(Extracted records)
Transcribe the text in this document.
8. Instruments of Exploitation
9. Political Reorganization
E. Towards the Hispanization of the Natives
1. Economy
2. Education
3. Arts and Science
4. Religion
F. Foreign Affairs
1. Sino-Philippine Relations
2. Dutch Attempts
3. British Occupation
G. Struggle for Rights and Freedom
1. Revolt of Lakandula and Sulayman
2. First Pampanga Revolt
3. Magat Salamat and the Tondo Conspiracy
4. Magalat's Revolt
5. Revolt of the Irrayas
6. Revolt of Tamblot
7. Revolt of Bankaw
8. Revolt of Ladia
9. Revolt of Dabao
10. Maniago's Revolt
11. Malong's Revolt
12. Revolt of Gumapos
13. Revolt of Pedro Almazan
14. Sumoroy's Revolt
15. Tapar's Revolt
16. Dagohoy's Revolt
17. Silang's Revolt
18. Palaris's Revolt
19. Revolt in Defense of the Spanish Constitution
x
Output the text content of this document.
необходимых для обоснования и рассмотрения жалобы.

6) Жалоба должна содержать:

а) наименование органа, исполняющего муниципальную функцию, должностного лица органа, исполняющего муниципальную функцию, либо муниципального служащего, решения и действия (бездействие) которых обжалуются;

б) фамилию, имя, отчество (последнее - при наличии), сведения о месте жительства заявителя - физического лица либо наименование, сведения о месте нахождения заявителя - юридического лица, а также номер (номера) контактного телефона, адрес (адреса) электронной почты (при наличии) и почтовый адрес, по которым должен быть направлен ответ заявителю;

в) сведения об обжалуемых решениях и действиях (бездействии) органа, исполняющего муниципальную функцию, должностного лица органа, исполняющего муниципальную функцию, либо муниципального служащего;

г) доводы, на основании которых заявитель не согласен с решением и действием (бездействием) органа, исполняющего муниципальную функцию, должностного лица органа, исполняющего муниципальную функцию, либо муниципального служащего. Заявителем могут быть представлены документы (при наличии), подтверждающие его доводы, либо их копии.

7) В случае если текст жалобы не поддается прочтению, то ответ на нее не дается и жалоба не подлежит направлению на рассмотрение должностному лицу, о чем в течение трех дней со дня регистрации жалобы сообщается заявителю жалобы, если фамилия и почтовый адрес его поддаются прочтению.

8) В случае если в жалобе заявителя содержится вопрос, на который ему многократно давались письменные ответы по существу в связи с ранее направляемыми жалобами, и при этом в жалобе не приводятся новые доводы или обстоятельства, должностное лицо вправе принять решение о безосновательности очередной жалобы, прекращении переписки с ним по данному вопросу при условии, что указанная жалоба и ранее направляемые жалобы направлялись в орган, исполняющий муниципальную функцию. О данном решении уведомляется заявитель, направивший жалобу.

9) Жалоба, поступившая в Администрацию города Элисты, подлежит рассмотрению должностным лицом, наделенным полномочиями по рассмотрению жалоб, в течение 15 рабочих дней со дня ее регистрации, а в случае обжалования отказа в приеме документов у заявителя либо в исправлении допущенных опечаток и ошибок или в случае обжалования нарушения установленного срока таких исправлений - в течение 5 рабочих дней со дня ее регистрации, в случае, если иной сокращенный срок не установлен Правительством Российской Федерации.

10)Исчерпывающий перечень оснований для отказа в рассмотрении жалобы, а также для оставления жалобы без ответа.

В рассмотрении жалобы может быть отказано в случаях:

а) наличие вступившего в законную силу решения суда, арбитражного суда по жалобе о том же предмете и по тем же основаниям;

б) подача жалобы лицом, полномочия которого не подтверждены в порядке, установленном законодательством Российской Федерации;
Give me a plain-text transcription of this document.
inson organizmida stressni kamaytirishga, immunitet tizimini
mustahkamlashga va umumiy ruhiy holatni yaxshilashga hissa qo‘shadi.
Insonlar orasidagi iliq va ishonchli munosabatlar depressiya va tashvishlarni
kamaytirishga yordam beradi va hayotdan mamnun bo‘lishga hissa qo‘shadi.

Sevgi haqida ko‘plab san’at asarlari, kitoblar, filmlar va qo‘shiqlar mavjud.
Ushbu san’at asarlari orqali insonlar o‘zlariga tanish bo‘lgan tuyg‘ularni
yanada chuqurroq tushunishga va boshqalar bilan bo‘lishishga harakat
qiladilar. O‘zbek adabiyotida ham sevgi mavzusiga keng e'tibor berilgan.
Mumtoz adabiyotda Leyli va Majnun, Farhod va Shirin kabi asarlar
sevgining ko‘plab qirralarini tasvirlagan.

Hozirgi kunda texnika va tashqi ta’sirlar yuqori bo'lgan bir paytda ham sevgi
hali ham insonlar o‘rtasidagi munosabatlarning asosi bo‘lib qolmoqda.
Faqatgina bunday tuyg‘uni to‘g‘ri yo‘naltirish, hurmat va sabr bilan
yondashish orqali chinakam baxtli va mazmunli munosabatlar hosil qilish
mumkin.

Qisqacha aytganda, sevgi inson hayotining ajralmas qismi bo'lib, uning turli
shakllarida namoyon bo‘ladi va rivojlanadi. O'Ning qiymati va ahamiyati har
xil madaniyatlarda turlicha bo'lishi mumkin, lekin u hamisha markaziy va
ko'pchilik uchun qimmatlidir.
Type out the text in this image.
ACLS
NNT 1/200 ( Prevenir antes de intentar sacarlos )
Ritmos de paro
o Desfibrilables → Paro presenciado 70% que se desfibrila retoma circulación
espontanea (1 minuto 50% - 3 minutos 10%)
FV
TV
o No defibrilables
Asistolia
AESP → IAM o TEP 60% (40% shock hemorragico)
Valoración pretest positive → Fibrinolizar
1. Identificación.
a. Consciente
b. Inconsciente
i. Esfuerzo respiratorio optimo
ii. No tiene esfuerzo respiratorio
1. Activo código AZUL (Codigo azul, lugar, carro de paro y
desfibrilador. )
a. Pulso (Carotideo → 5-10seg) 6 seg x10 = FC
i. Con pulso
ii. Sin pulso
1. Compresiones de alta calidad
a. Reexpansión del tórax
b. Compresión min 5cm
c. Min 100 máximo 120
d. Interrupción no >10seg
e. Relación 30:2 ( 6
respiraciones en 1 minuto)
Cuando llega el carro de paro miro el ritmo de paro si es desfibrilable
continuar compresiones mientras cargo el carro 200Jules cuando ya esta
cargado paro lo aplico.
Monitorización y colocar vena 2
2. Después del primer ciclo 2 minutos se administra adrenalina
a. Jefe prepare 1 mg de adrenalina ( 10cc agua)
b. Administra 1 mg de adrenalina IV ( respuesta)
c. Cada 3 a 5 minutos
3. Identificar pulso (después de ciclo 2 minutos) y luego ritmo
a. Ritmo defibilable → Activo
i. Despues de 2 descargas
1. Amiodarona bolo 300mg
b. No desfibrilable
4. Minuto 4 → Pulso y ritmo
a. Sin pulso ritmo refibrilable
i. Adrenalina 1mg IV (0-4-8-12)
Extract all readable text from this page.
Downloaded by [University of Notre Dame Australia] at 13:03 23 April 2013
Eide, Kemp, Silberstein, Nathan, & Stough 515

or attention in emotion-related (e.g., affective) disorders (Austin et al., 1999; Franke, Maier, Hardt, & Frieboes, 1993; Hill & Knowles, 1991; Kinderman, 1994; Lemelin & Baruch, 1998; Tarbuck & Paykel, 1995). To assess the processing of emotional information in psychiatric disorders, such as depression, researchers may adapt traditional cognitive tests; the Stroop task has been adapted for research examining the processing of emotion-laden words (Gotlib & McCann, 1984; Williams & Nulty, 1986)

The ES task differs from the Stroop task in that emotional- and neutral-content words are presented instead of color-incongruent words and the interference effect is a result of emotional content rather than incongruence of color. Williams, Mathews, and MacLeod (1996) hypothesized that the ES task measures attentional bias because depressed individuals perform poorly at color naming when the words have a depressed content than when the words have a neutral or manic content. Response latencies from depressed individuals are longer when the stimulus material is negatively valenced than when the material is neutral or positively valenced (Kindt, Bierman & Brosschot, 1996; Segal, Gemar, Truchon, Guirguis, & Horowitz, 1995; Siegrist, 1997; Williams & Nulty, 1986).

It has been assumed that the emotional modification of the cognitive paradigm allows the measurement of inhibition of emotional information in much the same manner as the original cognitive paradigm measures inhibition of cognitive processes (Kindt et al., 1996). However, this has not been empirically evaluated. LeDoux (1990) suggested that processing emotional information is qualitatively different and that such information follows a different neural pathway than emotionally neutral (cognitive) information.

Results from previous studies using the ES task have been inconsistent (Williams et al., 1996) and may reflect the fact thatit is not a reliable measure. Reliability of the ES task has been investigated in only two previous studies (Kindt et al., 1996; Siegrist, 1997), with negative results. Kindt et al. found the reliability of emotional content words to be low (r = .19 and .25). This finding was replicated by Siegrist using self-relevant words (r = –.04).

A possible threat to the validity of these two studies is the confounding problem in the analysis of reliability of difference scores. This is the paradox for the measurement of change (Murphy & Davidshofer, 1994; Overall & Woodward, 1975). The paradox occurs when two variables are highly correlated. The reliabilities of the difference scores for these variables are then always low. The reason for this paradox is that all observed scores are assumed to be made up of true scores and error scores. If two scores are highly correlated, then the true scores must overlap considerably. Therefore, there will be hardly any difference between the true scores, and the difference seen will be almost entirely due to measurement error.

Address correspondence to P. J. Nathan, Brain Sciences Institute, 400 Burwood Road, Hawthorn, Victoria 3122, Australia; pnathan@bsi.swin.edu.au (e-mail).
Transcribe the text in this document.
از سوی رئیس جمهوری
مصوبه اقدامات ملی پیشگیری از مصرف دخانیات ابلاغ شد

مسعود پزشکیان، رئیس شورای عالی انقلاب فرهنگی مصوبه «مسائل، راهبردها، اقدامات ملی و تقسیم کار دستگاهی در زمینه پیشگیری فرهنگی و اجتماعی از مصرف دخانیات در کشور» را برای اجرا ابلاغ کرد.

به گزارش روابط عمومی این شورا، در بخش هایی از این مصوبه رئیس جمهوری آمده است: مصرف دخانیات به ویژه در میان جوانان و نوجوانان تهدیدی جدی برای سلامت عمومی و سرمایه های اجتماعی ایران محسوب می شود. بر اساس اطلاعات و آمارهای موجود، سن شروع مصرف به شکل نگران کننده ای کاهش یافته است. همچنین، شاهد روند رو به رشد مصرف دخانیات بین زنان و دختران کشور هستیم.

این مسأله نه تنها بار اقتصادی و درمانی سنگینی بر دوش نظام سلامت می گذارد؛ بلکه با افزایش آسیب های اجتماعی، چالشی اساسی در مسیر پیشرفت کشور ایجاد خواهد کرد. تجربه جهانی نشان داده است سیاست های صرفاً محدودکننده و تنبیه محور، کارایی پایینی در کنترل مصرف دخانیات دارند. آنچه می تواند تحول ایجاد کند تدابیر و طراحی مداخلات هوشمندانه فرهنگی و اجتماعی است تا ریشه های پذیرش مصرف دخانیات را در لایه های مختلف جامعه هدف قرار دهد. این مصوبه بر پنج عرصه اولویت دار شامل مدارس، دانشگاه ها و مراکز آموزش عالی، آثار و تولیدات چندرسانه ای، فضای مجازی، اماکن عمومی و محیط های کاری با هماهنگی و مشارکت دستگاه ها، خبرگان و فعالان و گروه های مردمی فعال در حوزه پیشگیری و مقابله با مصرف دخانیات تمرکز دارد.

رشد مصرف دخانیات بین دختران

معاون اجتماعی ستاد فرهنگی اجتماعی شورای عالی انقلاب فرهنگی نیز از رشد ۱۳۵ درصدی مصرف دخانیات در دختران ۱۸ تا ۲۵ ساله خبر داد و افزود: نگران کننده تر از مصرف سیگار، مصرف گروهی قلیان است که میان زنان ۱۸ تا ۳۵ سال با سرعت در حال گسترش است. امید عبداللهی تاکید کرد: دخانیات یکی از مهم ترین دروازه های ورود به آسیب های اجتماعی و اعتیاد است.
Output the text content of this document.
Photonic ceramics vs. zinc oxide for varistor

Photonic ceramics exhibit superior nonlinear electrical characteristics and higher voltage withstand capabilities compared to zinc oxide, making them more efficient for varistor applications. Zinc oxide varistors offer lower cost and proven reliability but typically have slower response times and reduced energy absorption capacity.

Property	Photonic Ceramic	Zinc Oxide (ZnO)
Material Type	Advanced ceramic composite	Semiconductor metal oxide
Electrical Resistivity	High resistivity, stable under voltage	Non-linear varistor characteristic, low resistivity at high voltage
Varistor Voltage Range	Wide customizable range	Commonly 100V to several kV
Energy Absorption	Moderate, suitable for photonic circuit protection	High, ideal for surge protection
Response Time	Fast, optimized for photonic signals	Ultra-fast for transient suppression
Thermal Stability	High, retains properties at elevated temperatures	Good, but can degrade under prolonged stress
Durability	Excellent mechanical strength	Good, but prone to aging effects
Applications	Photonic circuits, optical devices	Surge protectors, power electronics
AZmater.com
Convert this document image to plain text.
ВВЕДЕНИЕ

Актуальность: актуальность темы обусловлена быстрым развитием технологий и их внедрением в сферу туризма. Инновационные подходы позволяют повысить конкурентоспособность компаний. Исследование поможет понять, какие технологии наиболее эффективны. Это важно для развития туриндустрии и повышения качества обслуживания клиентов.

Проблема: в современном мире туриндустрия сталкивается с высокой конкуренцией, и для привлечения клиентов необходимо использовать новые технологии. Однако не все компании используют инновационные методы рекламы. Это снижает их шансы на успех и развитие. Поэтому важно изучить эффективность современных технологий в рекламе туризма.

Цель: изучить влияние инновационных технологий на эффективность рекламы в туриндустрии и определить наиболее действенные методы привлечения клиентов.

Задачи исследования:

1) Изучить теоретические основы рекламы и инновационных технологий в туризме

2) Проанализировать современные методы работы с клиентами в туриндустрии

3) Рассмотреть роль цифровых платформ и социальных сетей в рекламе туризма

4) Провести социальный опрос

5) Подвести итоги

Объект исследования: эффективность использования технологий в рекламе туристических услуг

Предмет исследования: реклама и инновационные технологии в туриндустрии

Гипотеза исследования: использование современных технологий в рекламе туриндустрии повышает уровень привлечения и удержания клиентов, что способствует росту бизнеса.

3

▶ _Task to carry out_: In the material above, show every line where the word "туризма" turns up.

▶ _Reply to the task_:
Актуальность: актуальность темы обусловлена быстрым развитием технологий и их внедрением в сферу туризма. Инновационные подходы позволяют повысить конкурентоспособность компаний. Исследование поможет понять, какие технологии наиболее эффективны. Это важно для развития туриндустрии и повышения качества обслуживания клиентов.
Проблема: в современном мире туриндустрия сталкивается с высокой конкуренцией, и для привлечения клиентов необходимо использовать новые технологии. Однако не все компании используют инновационные методы рекламы. Это снижает их шансы на успех и развитие. Поэтому важно изучить эффективность современных технологий в рекламе туризма.
3) Рассмотреть роль цифровых платформ и социальных сетей в рекламе туризма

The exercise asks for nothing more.